## Goal
Each record below should be repeated precisely as written.

** begin Entries provided **

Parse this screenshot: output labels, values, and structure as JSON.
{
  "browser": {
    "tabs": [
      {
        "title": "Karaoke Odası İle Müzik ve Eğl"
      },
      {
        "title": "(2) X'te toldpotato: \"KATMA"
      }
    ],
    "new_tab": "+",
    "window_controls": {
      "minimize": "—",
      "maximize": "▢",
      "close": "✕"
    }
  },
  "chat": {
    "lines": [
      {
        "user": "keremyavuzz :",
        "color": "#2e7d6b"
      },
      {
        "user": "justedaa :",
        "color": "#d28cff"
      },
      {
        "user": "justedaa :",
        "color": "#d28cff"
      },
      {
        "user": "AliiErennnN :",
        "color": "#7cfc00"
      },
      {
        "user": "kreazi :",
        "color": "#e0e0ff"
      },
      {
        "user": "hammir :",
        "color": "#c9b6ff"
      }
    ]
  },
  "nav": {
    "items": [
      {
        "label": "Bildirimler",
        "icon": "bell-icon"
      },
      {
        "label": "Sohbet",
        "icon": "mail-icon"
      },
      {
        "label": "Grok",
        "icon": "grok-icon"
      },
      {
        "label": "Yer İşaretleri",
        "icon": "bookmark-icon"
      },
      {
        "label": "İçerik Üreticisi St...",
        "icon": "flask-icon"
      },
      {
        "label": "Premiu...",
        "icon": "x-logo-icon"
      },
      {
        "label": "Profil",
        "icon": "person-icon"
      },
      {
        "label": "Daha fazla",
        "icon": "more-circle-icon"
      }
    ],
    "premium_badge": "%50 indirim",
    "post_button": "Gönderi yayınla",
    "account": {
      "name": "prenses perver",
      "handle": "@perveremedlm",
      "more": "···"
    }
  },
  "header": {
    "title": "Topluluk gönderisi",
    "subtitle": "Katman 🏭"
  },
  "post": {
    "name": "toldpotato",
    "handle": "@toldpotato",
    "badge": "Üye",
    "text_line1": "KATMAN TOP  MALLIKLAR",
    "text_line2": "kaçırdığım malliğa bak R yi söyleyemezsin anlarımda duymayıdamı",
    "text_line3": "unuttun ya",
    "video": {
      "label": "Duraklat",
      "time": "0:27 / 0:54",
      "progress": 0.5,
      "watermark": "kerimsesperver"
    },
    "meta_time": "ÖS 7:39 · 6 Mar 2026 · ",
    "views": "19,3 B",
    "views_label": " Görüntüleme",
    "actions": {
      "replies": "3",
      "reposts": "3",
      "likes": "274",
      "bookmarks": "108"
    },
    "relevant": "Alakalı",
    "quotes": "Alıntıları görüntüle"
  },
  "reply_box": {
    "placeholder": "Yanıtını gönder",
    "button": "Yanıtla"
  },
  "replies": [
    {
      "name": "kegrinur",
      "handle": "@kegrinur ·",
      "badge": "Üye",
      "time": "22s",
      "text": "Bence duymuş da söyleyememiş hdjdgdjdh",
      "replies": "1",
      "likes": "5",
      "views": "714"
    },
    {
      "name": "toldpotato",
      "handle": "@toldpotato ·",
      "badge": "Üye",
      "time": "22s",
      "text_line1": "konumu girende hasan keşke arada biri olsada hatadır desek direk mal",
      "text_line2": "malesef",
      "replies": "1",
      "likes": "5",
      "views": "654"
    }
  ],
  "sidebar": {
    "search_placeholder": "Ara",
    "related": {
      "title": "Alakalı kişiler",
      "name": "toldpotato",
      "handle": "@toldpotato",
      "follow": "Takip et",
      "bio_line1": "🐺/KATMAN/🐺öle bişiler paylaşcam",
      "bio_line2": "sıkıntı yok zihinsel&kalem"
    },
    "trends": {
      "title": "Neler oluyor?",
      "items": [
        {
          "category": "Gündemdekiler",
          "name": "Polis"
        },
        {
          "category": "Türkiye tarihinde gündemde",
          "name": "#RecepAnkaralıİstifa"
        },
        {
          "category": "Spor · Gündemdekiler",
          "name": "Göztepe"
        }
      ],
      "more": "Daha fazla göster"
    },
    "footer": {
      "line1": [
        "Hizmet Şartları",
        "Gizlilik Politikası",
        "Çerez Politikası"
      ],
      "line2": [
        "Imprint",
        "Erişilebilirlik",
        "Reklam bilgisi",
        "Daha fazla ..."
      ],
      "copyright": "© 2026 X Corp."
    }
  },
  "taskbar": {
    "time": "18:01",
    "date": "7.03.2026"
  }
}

** end Entries provided **

## Result
Parse this screenshot: output labels, values, and structure as JSON.
{
  "browser": {
    "tabs": [
      {
        "title": "Karaoke Odası İle Müzik ve Eğl"
      },
      {
        "title": "(2) X'te toldpotato: \"KATMA"
      }
    ],
    "new_tab": "+",
    "window_controls": {
      "minimize": "—",
      "maximize": "▢",
      "close": "✕"
    }
  },
  "chat": {
    "lines": [
      {
        "user": "keremyavuzz :",
        "color": "#2e7d6b"
      },
      {
        "user": "justedaa :",
        "color": "#d28cff"
      },
      {
        "user": "justedaa :",
        "color": "#d28cff"
      },
      {
        "user": "AliiErennnN :",
        "color": "#7cfc00"
      },
      {
        "user": "kreazi :",
        "color": "#e0e0ff"
      },
      {
        "user": "hammir :",
        "color": "#c9b6ff"
      }
    ]
  },
  "nav": {
    "items": [
      {
        "label": "Bildirimler",
        "icon": "bell-icon"
      },
      {
        "label": "Sohbet",
        "icon": "mail-icon"
      },
      {
        "label": "Grok",
        "icon": "grok-icon"
      },
      {
        "label": "Yer İşaretleri",
        "icon": "bookmark-icon"
      },
      {
        "label": "İçerik Üreticisi St...",
        "icon": "flask-icon"
      },
      {
        "label": "Premiu...",
        "icon": "x-logo-icon"
      },
      {
        "label": "Profil",
        "icon": "person-icon"
      },
      {
        "label": "Daha fazla",
        "icon": "more-circle-icon"
      }
    ],
    "premium_badge": "%50 indirim",
    "post_button": "Gönderi yayınla",
    "account": {
      "name": "prenses perver",
      "handle": "@perveremedlm",
      "more": "···"
    }
  },
  "header": {
    "title": "Topluluk gönderisi",
    "subtitle": "Katman 🏭"
  },
  "post": {
    "name": "toldpotato",
    "handle": "@toldpotato",
    "badge": "Üye",
    "text_line1": "KATMAN TOP  MALLIKLAR",
    "text_line2": "kaçırdığım malliğa bak R yi söyleyemezsin anlarımda duymayıdamı",
    "text_line3": "unuttun ya",
    "video": {
      "label": "Duraklat",
      "time": "0:27 / 0:54",
      "progress": 0.5,
      "watermark": "kerimsesperver"
    },
    "meta_time": "ÖS 7:39 · 6 Mar 2026 · ",
    "views": "19,3 B",
    "views_label": " Görüntüleme",
    "actions": {
      "replies": "3",
      "reposts": "3",
      "likes": "274",
      "bookmarks": "108"
    },
    "relevant": "Alakalı",
    "quotes": "Alıntıları görüntüle"
  },
  "reply_box": {
    "placeholder": "Yanıtını gönder",
    "button": "Yanıtla"
  },
  "replies": [
    {
      "name": "kegrinur",
      "handle": "@kegrinur ·",
      "badge": "Üye",
      "time": "22s",
      "text": "Bence duymuş da söyleyememiş hdjdgdjdh",
      "replies": "1",
      "likes": "5",
      "views": "714"
    },
    {
      "name": "toldpotato",
      "handle": "@toldpotato ·",
      "badge": "Üye",
      "time": "22s",
      "text_line1": "konumu girende hasan keşke arada biri olsada hatadır desek direk mal",
      "text_line2": "malesef",
      "replies": "1",
      "likes": "5",
      "views": "654"
    }
  ],
  "sidebar": {
    "search_placeholder": "Ara",
    "related": {
      "title": "Alakalı kişiler",
      "name": "toldpotato",
      "handle": "@toldpotato",
      "follow": "Takip et",
      "bio_line1": "🐺/KATMAN/🐺öle bişiler paylaşcam",
      "bio_line2": "sıkıntı yok zihinsel&kalem"
    },
    "trends": {
      "title": "Neler oluyor?",
      "items": [
        {
          "category": "Gündemdekiler",
          "name": "Polis"
        },
        {
          "category": "Türkiye tarihinde gündemde",
          "name": "#RecepAnkaralıİstifa"
        },
        {
          "category": "Spor · Gündemdekiler",
          "name": "Göztepe"
        }
      ],
      "more": "Daha fazla göster"
    },
    "footer": {
      "line1": [
        "Hizmet Şartları",
        "Gizlilik Politikası",
        "Çerez Politikası"
      ],
      "line2": [
        "Imprint",
        "Erişilebilirlik",
        "Reklam bilgisi",
        "Daha fazla ..."
      ],
      "copyright": "© 2026 X Corp."
    }
  },
  "taskbar": {
    "time": "18:01",
    "date": "7.03.2026"
  }
}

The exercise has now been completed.